# SHORT PROBLEM:
Identify all lines in the listing that include the word "page", and copy them out.

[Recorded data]
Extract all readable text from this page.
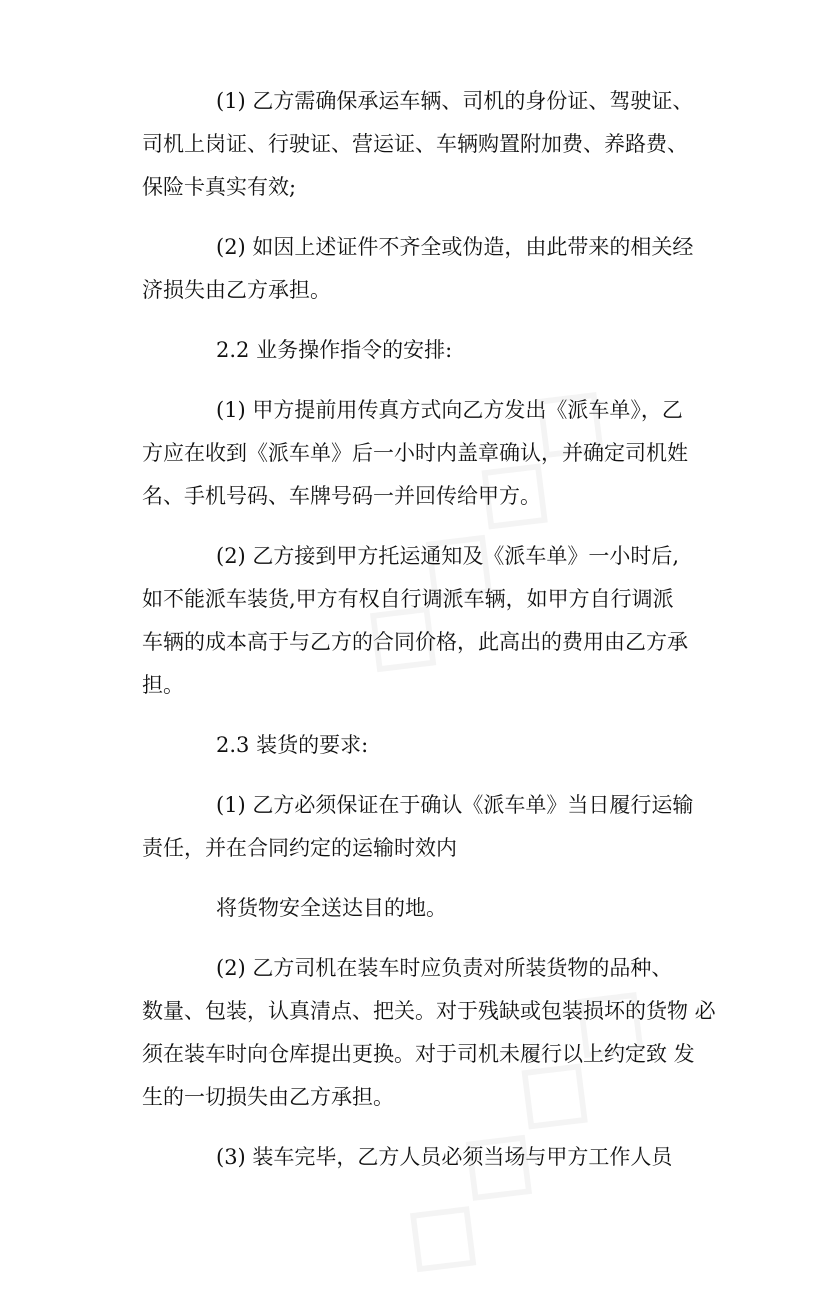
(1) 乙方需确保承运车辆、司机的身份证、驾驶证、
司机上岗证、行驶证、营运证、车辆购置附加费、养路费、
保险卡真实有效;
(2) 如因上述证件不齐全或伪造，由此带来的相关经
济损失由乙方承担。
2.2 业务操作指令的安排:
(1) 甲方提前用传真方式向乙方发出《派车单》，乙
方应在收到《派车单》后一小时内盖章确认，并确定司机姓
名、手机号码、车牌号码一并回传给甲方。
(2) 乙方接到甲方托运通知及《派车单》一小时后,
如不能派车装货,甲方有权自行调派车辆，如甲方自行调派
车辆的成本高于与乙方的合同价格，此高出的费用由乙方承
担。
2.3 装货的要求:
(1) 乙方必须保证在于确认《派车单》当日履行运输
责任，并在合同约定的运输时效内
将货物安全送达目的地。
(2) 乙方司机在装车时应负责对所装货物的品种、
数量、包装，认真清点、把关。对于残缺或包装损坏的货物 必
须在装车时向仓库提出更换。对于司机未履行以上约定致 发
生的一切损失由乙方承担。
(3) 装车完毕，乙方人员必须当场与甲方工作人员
==
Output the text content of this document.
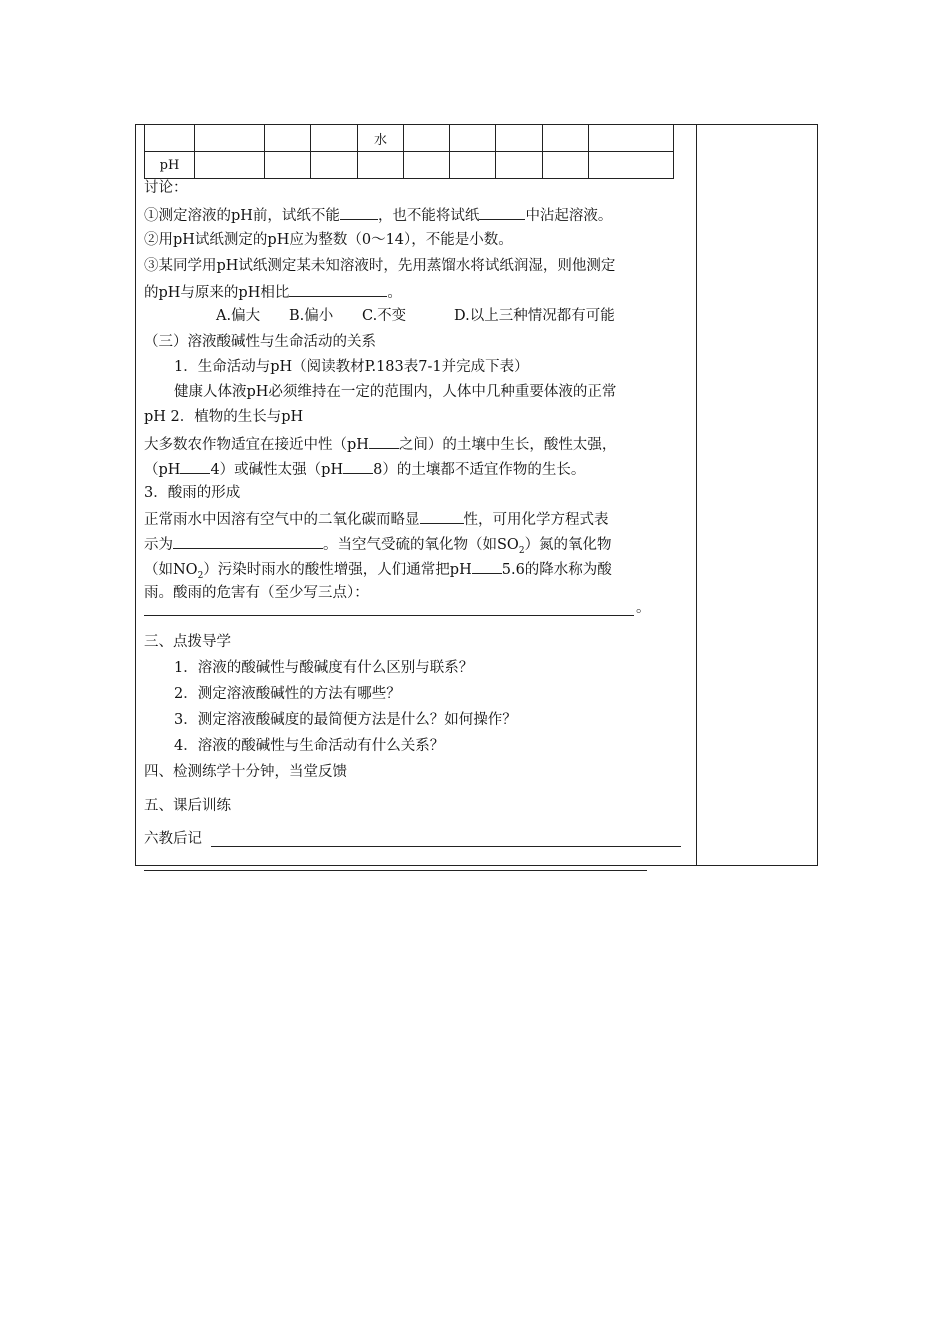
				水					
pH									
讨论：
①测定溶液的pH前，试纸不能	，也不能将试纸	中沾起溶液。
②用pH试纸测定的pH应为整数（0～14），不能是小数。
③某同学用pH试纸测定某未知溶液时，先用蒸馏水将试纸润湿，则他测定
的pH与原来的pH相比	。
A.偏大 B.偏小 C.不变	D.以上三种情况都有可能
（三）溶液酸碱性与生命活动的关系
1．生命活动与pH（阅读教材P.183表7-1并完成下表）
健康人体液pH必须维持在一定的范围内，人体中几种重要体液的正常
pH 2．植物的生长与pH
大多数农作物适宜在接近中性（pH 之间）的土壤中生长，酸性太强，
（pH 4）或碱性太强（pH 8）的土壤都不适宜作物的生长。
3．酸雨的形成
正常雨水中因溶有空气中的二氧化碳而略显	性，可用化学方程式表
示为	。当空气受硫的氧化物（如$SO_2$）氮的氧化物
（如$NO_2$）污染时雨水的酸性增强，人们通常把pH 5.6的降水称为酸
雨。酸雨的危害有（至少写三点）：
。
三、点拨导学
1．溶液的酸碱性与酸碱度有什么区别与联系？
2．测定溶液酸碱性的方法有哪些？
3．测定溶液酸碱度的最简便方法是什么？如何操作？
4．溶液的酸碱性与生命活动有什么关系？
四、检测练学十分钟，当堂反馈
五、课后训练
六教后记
--
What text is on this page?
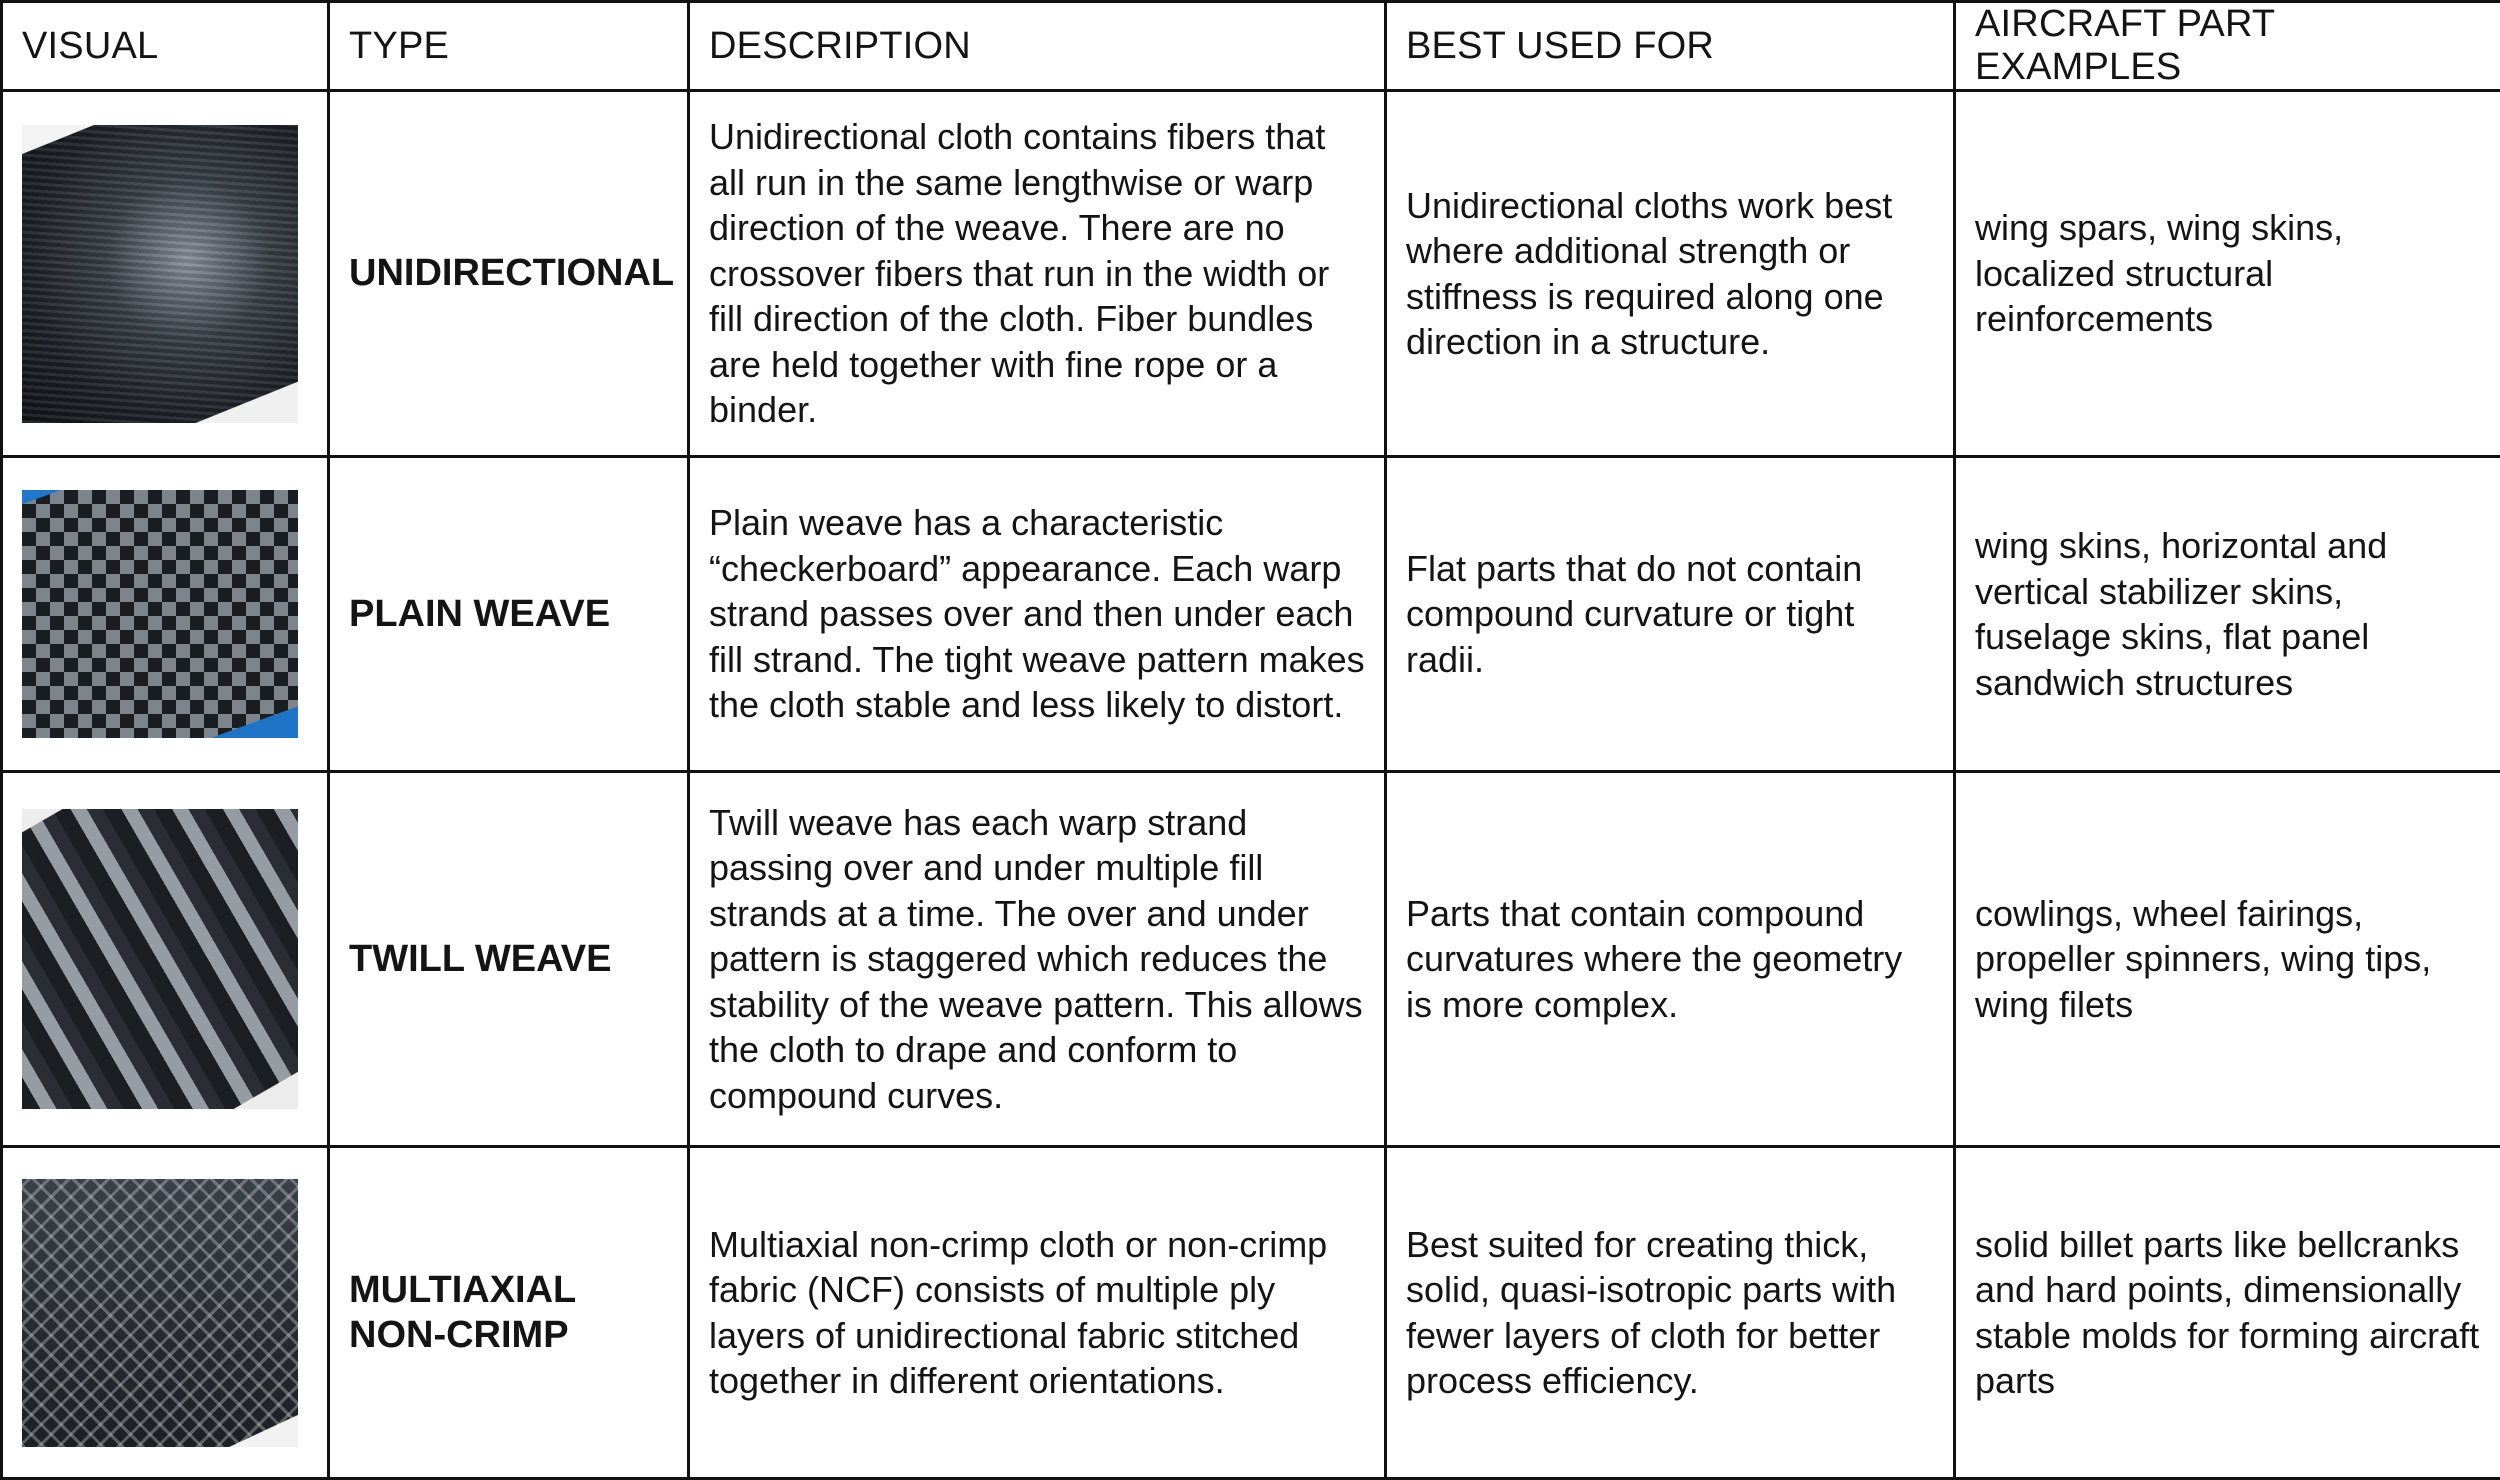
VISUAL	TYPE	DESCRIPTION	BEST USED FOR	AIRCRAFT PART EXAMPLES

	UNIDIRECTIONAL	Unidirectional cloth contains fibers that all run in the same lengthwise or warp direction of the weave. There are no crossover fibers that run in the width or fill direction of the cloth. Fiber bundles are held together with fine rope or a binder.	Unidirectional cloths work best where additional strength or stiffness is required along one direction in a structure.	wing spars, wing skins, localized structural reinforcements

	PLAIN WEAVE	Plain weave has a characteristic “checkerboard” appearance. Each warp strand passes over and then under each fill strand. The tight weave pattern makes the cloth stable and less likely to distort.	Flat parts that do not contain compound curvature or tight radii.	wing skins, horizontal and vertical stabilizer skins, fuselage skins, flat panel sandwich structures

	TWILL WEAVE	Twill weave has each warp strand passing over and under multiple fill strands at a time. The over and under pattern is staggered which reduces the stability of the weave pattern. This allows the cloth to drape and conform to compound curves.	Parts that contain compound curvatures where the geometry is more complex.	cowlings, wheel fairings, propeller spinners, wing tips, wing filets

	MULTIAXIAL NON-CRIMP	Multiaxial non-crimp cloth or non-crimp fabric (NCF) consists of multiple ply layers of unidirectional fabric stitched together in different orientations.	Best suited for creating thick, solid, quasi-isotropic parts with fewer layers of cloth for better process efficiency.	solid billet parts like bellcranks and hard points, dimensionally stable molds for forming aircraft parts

# CORRECT OUTPUT:
Extract all readable text from this page.
What text is on this page?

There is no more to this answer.